1ª Turma da 2ª Câmara da 2ª Seção
IRRF / Incorporação de ações
Processo nº: 16327.720960/2014-51
1ª Turma da 2ª Câmara da 2ª Seção
IRRF / Incorporação de ações
Processo nº: 16327.720960/2014-51
O caso, com cobrança de cerca de R$ 180 milhões, retornou à pauta depois de ser suspenso para vista na sessão de março. O colegiado analisou a incorporação de ações durante a aquisição do Banco Ibi pelo Bradesco em 2008, pelo valor de R$ 1,368 bilhão.
A totalidade de ações do Banco Ibi era de propriedade de dois fundos, Morelia e Cortines, sediados em Luxemburgo.
O Bradesco, por meio do fundo MCF, fez a troca de ações, cedendo suas ações para os dois fundos para receber a totalidade do Ibi, que venderia os ativos dois meses depois, por R$ 1,38 bilhão. Segundo a Receita, tal operação teria gerado ganho de capital, passível de tributação pelo Imposto de Renda Retido na Fonte, o que não teria ocorrido.
A contribuinte, em sua sustentação, apresentou aos conselheiros o argumento de que o negócio efetuado entre as partes não passava de uma sub-rogação (troca de bens com mesmo valor jurídico), e que o valor requerido nos autos pela fiscalização seria o mesmo que teria sido tributado pelos dois fundos luxemburgueses, ao efetuar a venda de ações do Bradesco ao mercado. Já a Procuradoria-Geral da Fazenda Nacional (PGFN) entendeu que o preço das ações, nesse caso, era um fator relevante na negociação, e que o Bradesco registrou alteração patrimonial de R$ 1,368 bilhão após a negociação ser efetivada.
A conselheira-relatora do caso, Junia Roberta Gouveia Sampaio, votou por acolher o recurso da contribuinte, entendendo que o valor não seria passível de tributação, acolhendo a tese de que não houve ganho de capital. Caso fosse vencida, Junia propôs o abatimento do valor pedido pelo Fisco do que foi pago pelos fundos Morelia e Cortines, por entender que ambos estariam sob o regime de caixa.
Autora do voto-vista e primeira a votar, a conselheira da Fazenda Rosy Adriane da Silva Dias abriu divergência, entendendo que houve alienação dentro do negócio realizado, passível de tributação. Pelo voto de qualidade, o recurso da contribuinte foi negado, vencidos a relatora e os conselheiros dos contribuintes Martin da Silva Gesto e Dilson Jatahy Fonseca Neto, que votaram pelas conclusões.

#### [Dados extraídos]
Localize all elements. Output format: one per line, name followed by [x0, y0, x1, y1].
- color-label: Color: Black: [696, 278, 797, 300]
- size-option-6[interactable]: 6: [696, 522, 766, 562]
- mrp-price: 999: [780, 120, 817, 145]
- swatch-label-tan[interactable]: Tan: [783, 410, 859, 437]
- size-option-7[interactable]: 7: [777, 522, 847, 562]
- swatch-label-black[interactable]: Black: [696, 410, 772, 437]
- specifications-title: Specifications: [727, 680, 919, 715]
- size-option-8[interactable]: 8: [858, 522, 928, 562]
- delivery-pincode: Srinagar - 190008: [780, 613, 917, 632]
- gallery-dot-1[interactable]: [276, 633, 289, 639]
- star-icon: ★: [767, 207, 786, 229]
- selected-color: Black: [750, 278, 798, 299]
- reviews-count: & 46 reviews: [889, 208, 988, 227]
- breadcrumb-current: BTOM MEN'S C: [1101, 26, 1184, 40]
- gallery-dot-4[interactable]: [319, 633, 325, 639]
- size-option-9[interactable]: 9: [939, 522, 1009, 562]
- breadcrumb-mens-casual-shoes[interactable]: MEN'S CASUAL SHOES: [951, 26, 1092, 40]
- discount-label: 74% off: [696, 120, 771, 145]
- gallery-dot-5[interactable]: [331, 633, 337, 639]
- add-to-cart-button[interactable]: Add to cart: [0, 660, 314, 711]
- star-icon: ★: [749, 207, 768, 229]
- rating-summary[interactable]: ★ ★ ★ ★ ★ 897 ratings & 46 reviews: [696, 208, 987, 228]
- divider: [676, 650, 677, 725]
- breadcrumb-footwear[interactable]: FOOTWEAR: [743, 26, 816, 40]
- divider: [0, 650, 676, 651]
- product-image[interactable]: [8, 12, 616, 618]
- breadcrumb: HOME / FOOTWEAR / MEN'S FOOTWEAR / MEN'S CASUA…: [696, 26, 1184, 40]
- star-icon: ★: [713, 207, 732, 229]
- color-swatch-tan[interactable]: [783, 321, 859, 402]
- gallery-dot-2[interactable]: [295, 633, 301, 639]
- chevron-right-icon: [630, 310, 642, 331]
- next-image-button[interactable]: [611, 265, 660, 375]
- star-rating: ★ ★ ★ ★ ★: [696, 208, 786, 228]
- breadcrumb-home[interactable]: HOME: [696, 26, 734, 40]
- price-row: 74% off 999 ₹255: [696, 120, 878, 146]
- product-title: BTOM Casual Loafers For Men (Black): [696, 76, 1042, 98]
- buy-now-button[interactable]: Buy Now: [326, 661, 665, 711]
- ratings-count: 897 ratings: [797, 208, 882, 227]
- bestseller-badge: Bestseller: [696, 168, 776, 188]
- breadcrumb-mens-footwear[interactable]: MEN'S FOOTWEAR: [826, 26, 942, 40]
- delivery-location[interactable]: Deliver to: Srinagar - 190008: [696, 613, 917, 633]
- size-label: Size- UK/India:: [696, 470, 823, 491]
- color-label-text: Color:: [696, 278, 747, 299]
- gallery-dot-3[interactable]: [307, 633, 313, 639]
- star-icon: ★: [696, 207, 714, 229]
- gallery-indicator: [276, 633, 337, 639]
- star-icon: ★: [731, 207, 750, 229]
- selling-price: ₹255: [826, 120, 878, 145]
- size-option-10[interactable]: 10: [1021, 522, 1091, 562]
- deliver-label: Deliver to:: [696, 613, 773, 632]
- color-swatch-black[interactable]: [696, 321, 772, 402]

#### [Tarefas do exercício]
1/ Imprima a parte do texto sobre o caso do Banco Ibi que vai de "O Bradesco, por" até "não teria ocorrido.", incluindo essas palavras.
2/ Responda com base no texto sobre o caso do Banco Ibi:
(a) Em que país ficavam sediados os fundos Morelia e Cortines?
(b) Quem foi a conselheira-relatora do caso?
(c) Por qual tipo de voto o recurso da contribuinte foi negado?

#### [Suas respostas]
1/
O Bradesco, por meio do fundo MCF, fez a troca de ações, cedendo suas ações para os dois fundos para receber a totalidade do Ibi, que venderia os ativos dois meses depois, por R$ 1,38 bilhão. Segundo a Receita, tal operação teria gerado ganho de capital, passível de tributação pelo Imposto de Renda Retido na Fonte, o que não teria ocorrido.

2/
(a) Em Luxemburgo.
(b) Junia Roberta Gouveia Sampaio.
(c) Pelo voto de qualidade.